* Task statement:
Reproduce verbatim the rows below, beginning with the line containing "bar: [508, 248, 579, 531]" and continuing through the line containing "bar: [856, 255, 928, 531]", with both of those lines included.
"""
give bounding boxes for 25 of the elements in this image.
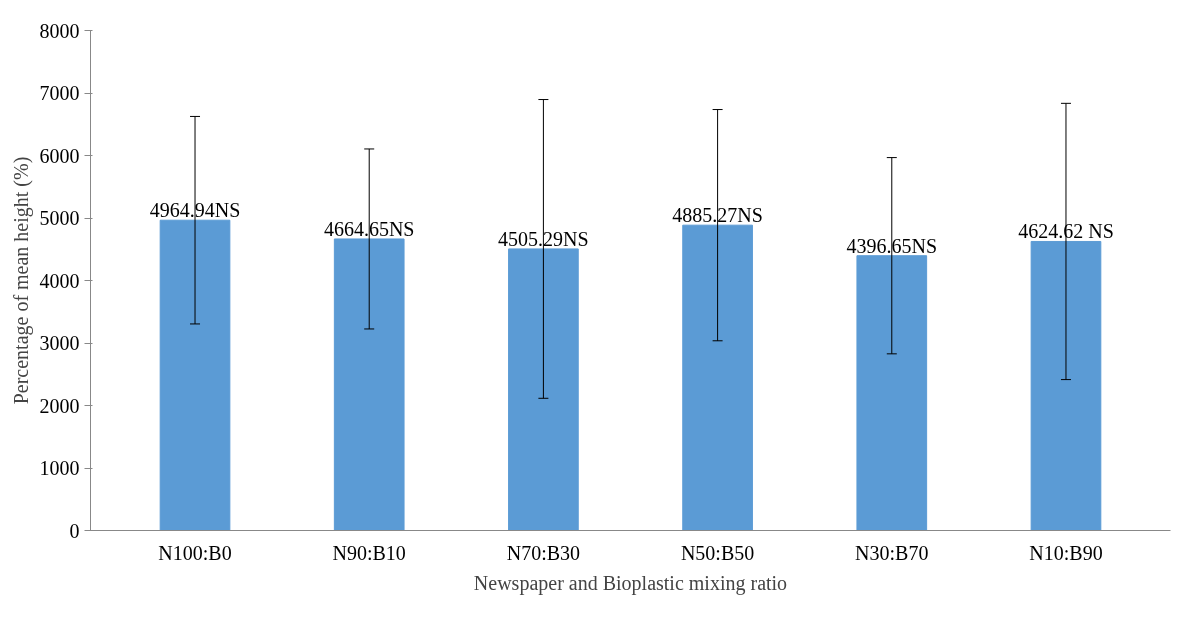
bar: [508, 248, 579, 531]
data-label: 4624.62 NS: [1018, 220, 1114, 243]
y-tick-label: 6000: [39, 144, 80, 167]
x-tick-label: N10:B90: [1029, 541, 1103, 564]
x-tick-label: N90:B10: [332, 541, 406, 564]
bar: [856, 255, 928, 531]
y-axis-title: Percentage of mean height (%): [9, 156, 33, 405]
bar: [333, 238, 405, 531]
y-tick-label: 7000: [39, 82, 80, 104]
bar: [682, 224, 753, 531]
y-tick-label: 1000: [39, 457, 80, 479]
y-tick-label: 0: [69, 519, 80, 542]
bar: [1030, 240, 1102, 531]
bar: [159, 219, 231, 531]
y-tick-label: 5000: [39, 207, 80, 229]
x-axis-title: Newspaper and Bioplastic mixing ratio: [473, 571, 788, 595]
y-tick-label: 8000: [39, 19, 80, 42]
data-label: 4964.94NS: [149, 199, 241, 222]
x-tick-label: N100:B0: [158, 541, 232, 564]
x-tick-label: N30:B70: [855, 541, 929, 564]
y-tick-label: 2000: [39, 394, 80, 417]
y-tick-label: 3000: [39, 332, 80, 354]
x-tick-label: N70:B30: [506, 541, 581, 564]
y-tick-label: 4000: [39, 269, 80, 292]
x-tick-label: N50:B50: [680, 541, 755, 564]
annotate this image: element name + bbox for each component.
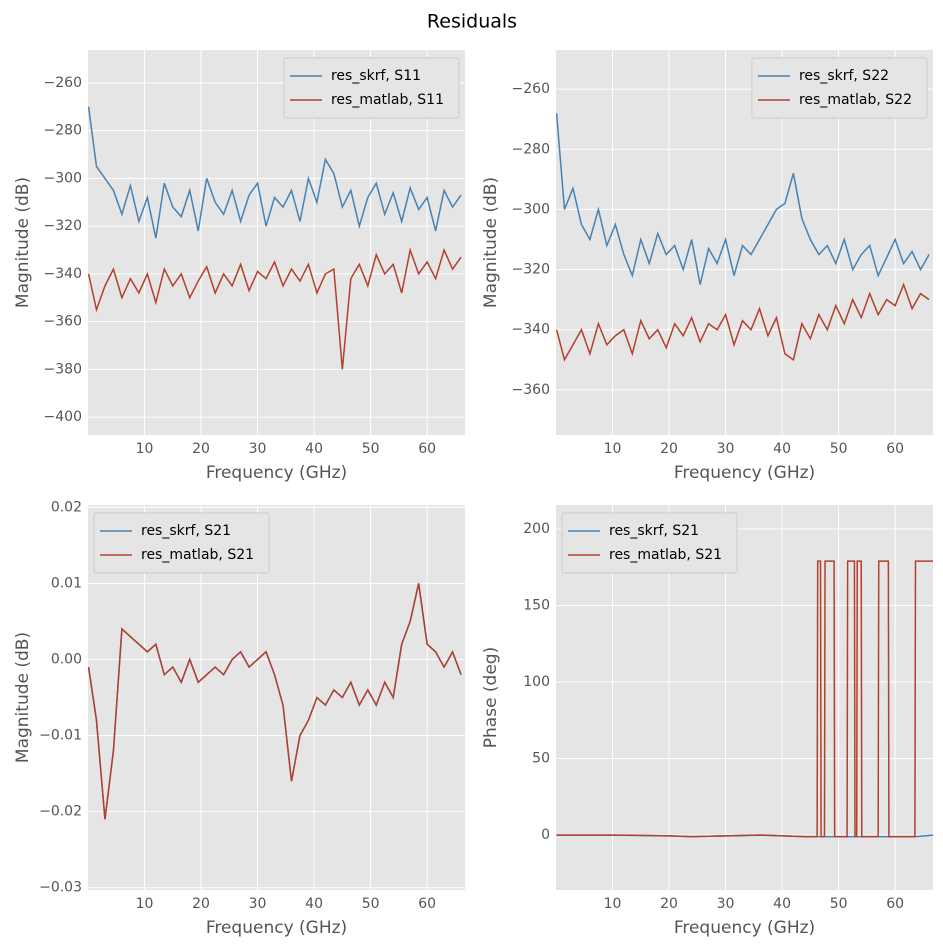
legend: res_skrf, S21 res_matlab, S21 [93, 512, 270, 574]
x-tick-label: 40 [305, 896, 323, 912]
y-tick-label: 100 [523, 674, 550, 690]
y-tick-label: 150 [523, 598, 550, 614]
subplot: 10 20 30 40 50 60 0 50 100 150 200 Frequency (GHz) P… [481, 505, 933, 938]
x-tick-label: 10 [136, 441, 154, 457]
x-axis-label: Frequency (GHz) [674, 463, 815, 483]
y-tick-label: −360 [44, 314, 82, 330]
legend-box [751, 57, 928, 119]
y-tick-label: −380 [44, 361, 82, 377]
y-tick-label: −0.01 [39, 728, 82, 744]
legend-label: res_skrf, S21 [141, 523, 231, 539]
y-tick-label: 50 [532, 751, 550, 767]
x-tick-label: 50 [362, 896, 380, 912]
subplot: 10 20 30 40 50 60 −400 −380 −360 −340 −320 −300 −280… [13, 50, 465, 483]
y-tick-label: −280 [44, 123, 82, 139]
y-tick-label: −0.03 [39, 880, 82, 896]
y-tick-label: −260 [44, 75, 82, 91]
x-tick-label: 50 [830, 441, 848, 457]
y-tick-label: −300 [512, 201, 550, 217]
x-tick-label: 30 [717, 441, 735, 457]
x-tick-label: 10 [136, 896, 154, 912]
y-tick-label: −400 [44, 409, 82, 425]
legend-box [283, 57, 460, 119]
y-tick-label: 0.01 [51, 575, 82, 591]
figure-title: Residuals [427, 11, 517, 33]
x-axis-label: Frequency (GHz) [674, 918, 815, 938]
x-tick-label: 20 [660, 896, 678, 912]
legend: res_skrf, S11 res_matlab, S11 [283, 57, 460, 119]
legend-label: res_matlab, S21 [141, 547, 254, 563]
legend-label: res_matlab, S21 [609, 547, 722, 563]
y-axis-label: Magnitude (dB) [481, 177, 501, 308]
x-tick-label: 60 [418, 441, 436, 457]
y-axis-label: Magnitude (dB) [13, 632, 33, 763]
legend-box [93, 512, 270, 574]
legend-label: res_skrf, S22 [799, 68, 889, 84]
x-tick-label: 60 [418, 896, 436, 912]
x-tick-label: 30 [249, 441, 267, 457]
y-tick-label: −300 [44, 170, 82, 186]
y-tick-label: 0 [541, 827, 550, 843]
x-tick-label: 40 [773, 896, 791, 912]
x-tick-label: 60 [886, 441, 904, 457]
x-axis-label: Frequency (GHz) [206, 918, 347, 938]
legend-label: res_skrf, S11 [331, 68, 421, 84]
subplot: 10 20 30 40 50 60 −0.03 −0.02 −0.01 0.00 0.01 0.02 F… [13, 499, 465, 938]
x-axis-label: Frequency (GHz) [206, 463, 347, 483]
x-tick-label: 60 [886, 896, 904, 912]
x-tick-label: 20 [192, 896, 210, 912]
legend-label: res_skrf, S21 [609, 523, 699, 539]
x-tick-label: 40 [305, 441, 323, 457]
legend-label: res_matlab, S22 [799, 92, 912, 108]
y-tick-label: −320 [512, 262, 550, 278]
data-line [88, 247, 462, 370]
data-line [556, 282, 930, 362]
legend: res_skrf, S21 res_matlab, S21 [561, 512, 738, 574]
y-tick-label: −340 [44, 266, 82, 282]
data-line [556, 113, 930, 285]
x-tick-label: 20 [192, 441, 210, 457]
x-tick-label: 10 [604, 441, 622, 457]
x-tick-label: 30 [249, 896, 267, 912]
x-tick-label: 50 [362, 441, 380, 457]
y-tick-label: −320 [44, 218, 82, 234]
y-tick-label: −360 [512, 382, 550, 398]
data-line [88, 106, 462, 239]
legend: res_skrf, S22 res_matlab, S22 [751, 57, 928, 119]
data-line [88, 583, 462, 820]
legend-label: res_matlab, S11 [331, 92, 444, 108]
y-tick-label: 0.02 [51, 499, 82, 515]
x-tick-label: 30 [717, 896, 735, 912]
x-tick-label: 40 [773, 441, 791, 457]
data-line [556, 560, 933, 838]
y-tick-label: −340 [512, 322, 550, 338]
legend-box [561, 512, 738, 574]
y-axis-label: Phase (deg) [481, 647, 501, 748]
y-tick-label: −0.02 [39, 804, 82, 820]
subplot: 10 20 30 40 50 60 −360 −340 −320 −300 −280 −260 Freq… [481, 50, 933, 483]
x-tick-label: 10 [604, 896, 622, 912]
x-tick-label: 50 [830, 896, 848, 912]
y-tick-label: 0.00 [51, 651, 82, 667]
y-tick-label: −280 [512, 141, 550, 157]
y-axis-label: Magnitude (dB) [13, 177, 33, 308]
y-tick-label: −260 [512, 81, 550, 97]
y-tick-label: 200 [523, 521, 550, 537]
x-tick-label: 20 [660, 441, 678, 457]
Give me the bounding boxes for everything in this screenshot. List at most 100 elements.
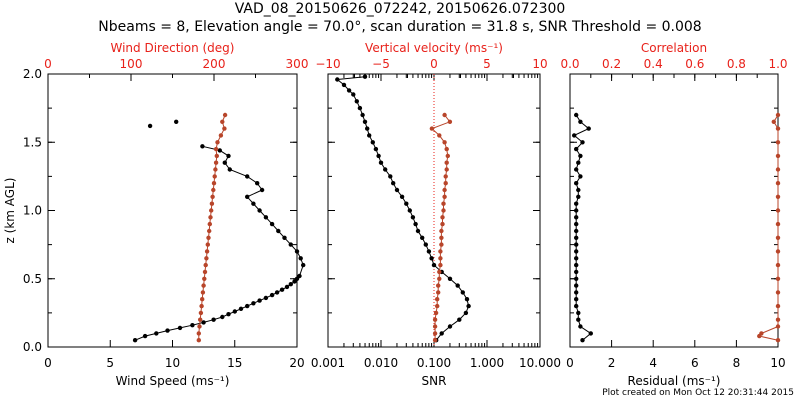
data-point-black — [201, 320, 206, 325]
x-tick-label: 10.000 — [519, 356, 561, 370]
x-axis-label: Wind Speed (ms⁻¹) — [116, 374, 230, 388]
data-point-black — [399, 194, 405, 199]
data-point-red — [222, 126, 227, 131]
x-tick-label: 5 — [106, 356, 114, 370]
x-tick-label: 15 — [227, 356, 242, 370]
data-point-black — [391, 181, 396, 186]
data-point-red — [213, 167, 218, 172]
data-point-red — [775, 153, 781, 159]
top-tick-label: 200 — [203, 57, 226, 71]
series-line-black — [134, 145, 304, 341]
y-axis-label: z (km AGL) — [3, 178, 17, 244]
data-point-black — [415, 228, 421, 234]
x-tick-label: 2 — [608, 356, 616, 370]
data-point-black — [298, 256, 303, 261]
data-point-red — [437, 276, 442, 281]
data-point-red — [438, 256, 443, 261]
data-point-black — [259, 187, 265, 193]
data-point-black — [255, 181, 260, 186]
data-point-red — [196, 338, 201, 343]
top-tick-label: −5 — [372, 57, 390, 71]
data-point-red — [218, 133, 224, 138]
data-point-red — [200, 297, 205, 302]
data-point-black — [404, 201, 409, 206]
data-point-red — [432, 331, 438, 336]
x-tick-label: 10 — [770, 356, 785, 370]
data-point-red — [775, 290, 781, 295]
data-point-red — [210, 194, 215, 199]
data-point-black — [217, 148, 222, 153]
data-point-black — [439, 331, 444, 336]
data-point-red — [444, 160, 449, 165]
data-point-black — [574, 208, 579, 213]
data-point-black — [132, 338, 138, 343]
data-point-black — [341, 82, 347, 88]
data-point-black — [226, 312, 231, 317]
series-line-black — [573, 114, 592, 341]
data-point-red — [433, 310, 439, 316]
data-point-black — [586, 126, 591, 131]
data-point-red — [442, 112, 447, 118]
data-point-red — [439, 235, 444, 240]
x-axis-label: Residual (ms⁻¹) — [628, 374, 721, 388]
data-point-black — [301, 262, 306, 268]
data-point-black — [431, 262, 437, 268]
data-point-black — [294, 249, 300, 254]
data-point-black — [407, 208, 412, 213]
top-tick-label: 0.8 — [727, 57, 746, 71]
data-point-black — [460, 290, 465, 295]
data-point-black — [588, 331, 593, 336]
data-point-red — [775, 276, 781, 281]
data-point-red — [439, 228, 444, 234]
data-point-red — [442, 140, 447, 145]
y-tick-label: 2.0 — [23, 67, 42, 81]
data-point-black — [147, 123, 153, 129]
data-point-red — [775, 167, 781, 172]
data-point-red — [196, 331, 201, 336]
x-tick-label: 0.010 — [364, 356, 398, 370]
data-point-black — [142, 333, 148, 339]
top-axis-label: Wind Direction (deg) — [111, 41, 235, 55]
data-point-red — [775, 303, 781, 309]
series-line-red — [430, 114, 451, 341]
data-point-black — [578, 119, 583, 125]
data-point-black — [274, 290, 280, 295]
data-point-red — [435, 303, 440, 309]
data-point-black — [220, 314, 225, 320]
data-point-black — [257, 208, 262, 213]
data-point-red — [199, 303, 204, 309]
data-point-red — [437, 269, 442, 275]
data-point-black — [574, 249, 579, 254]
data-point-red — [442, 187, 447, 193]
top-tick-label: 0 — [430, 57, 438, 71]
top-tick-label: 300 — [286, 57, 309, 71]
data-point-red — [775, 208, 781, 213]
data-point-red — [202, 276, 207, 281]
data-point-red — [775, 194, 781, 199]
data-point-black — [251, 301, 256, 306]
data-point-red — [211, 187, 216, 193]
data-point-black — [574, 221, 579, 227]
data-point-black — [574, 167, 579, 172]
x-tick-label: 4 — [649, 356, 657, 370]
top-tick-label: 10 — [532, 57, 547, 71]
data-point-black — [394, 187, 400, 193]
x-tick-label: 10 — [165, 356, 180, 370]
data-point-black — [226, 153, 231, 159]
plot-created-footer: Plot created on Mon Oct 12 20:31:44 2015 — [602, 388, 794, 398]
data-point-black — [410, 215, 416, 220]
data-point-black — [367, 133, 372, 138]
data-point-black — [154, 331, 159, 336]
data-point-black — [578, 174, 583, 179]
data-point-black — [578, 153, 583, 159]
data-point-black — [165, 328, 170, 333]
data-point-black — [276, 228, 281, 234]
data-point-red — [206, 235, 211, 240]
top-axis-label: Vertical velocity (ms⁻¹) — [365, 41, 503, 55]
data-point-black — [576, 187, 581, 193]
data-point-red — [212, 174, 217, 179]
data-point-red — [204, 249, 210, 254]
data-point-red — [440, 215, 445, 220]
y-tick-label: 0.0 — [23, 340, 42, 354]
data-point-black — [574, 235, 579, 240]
"""
* Solution to the exercise:
bar: [508, 248, 579, 531]
data-label: 4624.62 NS: [1018, 220, 1114, 243]
y-tick-label: 6000: [39, 144, 80, 167]
x-tick-label: N10:B90: [1029, 541, 1103, 564]
x-tick-label: N90:B10: [332, 541, 406, 564]
bar: [856, 255, 928, 531]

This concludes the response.